[Dataset entries]
——————
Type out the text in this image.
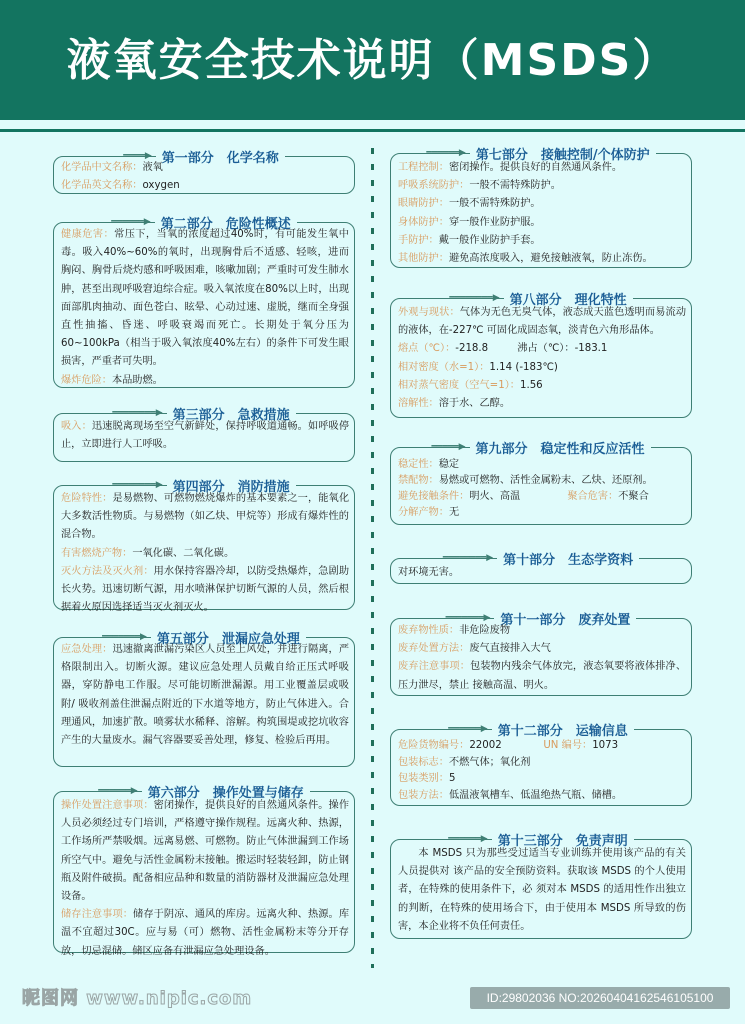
液氧安全技术说明（MSDS）
━━━━▶ 第一部分　化学名称
化学品中文名称：液氧
化学品英文名称：oxygen
━━━━━━▶ 第二部分　危险性概述
健康危害：常压下，当氧的浓度超过40%时，有可能发生氧中毒。吸入40%~60%的氧时，出现胸骨后不适感、轻咳，进而胸闷、胸骨后烧灼感和呼吸困难，咳嗽加剧；严重时可发生肺水肿，甚至出现呼吸窘迫综合症。吸入氧浓度在80%以上时，出现面部肌肉抽动、面色苍白、眩晕、心动过速、虚脱，继而全身强直性抽搐、昏迷、呼吸衰竭而死亡。长期处于氧分压为60~100kPa（相当于吸入氧浓度40%左右）的条件下可发生眼损害，严重者可失明。
爆炸危险：本品助燃。
━━━━━━━━▶ 第三部分　急救措施
吸入：迅速脱离现场至空气新鲜处，保持呼吸道通畅。如呼吸停止，立即进行人工呼吸。
━━━━━━━━▶ 第四部分　消防措施
危险特性：是易燃物、可燃物燃烧爆炸的基本要素之一，能氧化大多数活性物质。与易燃物（如乙炔、甲烷等）形成有爆炸性的混合物。
有害燃烧产物：一氧化碳、二氧化碳。
灭火方法及灭火剂：用水保持容器冷却，以防受热爆炸，急剧助长火势。迅速切断气源，用水喷淋保护切断气源的人员，然后根据着火原因选择适当灭火剂灭火。
━━━━━━━▶ 第五部分　泄漏应急处理
应急处理：迅速撤离泄漏污染区人员至上风处，并进行隔离，严格限制出入。切断火源。建议应急处理人员戴自给正压式呼吸器，穿防静电工作服。尽可能切断泄漏源。用工业覆盖层或吸附/ 吸收剂盖住泄漏点附近的下水道等地方，防止气体进入。合理通风，加速扩散。喷雾状水稀释、溶解。构筑围堤或挖坑收容产生的大量废水。漏气容器要妥善处理，修复、检验后再用。
━━━━━━▶ 第六部分　操作处置与储存
操作处置注意事项：密闭操作，提供良好的自然通风条件。操作人员必须经过专门培训，严格遵守操作规程。远离火种、热源，工作场所严禁吸烟。远离易燃、可燃物。防止气体泄漏到工作场所空气中。避免与活性金属粉末接触。搬运时轻装轻卸，防止钢瓶及附件破损。配备相应品种和数量的消防器材及泄漏应急处理设备。
储存注意事项：储存于阴凉、通风的库房。远离火种、热源。库温不宜超过30C。应与易（可）燃物、活性金属粉末等分开存放，切忌混储。储区应备有泄漏应急处理设备。
━━━━━━▶ 第七部分　接触控制/个体防护
工程控制：密闭操作。提供良好的自然通风条件。
呼吸系统防护：一般不需特殊防护。
眼睛防护：一般不需特殊防护。
身体防护：穿一般作业防护服。
手防护：戴一般作业防护手套。
其他防护：避免高浓度吸入，避免接触液氧，防止冻伤。
━━━━━━━━▶ 第八部分　理化特性
外观与现状：气体为无色无臭气体，液态成天蓝色透明而易流动的液体，在-227℃ 可固化成固态氧，淡青色六角形晶体。
熔点（℃）：-218.8	沸占（℃）：-183.1
相对密度（水=1）：1.14 (-183℃)
相对蒸气密度（空气=1）：1.56
溶解性：溶于水、乙醇。
━━━━━▶ 第九部分　稳定性和反应活性
稳定性：稳定
禁配物：易燃或可燃物、活性金属粉末、乙炔、还原剂。
避免接触条件：明火、高温	聚合危害：不聚合
分解产物：无
━━━━━━━━▶ 第十部分　生态学资料
对环境无害。
━━━━━━━▶ 第十一部分　废弃处置
废弃物性质：非危险废物
废弃处置方法：废气直接排入大气
废弃注意事项：包装物内残余气体放完，液态氧要将液体排净、压力泄尽，禁止 接触高温、明火。
━━━━━━▶ 第十二部分　运输信息
危险货物编号：22002	UN 编号：1073
包装标志：不燃气体；氧化剂
包装类别：5
包装方法：低温液氧槽车、低温绝热气瓶、储槽。
━━━━━━▶ 第十三部分　免责声明
本 MSDS 只为那些受过适当专业训练并使用该产品的有关人员提供对 该产品的安全预防资料。获取该 MSDS 的个人使用者，在特殊的使用条件下，必 须对本 MSDS 的适用性作出独立的判断，在特殊的使用场合下，由于使用本 MSDS 所导致的伤害，本企业将不负任何责任。
昵图网 www.nipic.com	ID:29802036 NO:20260404162546105100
——————
- YOUR INSTRUCTIONS -
Make an exact copy of every entry above, minus the images.

- OUTPUT OF THE TASK -
Type out the text in this image.
液氧安全技术说明（MSDS）
━━━━▶ 第一部分　化学名称
化学品中文名称：液氧
化学品英文名称：oxygen
━━━━━━▶ 第二部分　危险性概述
健康危害：常压下，当氧的浓度超过40%时，有可能发生氧中毒。吸入40%~60%的氧时，出现胸骨后不适感、轻咳，进而胸闷、胸骨后烧灼感和呼吸困难，咳嗽加剧；严重时可发生肺水肿，甚至出现呼吸窘迫综合症。吸入氧浓度在80%以上时，出现面部肌肉抽动、面色苍白、眩晕、心动过速、虚脱，继而全身强直性抽搐、昏迷、呼吸衰竭而死亡。长期处于氧分压为60~100kPa（相当于吸入氧浓度40%左右）的条件下可发生眼损害，严重者可失明。
爆炸危险：本品助燃。
━━━━━━━━▶ 第三部分　急救措施
吸入：迅速脱离现场至空气新鲜处，保持呼吸道通畅。如呼吸停止，立即进行人工呼吸。
━━━━━━━━▶ 第四部分　消防措施
危险特性：是易燃物、可燃物燃烧爆炸的基本要素之一，能氧化大多数活性物质。与易燃物（如乙炔、甲烷等）形成有爆炸性的混合物。
有害燃烧产物：一氧化碳、二氧化碳。
灭火方法及灭火剂：用水保持容器冷却，以防受热爆炸，急剧助长火势。迅速切断气源，用水喷淋保护切断气源的人员，然后根据着火原因选择适当灭火剂灭火。
━━━━━━━▶ 第五部分　泄漏应急处理
应急处理：迅速撤离泄漏污染区人员至上风处，并进行隔离，严格限制出入。切断火源。建议应急处理人员戴自给正压式呼吸器，穿防静电工作服。尽可能切断泄漏源。用工业覆盖层或吸附/ 吸收剂盖住泄漏点附近的下水道等地方，防止气体进入。合理通风，加速扩散。喷雾状水稀释、溶解。构筑围堤或挖坑收容产生的大量废水。漏气容器要妥善处理，修复、检验后再用。
━━━━━━▶ 第六部分　操作处置与储存
操作处置注意事项：密闭操作，提供良好的自然通风条件。操作人员必须经过专门培训，严格遵守操作规程。远离火种、热源，工作场所严禁吸烟。远离易燃、可燃物。防止气体泄漏到工作场所空气中。避免与活性金属粉末接触。搬运时轻装轻卸，防止钢瓶及附件破损。配备相应品种和数量的消防器材及泄漏应急处理设备。
储存注意事项：储存于阴凉、通风的库房。远离火种、热源。库温不宜超过30C。应与易（可）燃物、活性金属粉末等分开存放，切忌混储。储区应备有泄漏应急处理设备。
━━━━━━▶ 第七部分　接触控制/个体防护
工程控制：密闭操作。提供良好的自然通风条件。
呼吸系统防护：一般不需特殊防护。
眼睛防护：一般不需特殊防护。
身体防护：穿一般作业防护服。
手防护：戴一般作业防护手套。
其他防护：避免高浓度吸入，避免接触液氧，防止冻伤。
━━━━━━━━▶ 第八部分　理化特性
外观与现状：气体为无色无臭气体，液态成天蓝色透明而易流动的液体，在-227℃ 可固化成固态氧，淡青色六角形晶体。
熔点（℃）：-218.8	沸占（℃）：-183.1
相对密度（水=1）：1.14 (-183℃)
相对蒸气密度（空气=1）：1.56
溶解性：溶于水、乙醇。
━━━━━▶ 第九部分　稳定性和反应活性
稳定性：稳定
禁配物：易燃或可燃物、活性金属粉末、乙炔、还原剂。
避免接触条件：明火、高温	聚合危害：不聚合
分解产物：无
━━━━━━━━▶ 第十部分　生态学资料
对环境无害。
━━━━━━━▶ 第十一部分　废弃处置
废弃物性质：非危险废物
废弃处置方法：废气直接排入大气
废弃注意事项：包装物内残余气体放完，液态氧要将液体排净、压力泄尽，禁止 接触高温、明火。
━━━━━━▶ 第十二部分　运输信息
危险货物编号：22002	UN 编号：1073
包装标志：不燃气体；氧化剂
包装类别：5
包装方法：低温液氧槽车、低温绝热气瓶、储槽。
━━━━━━▶ 第十三部分　免责声明
本 MSDS 只为那些受过适当专业训练并使用该产品的有关人员提供对 该产品的安全预防资料。获取该 MSDS 的个人使用者，在特殊的使用条件下，必 须对本 MSDS 的适用性作出独立的判断，在特殊的使用场合下，由于使用本 MSDS 所导致的伤害，本企业将不负任何责任。
昵图网 www.nipic.com	ID:29802036 NO:20260404162546105100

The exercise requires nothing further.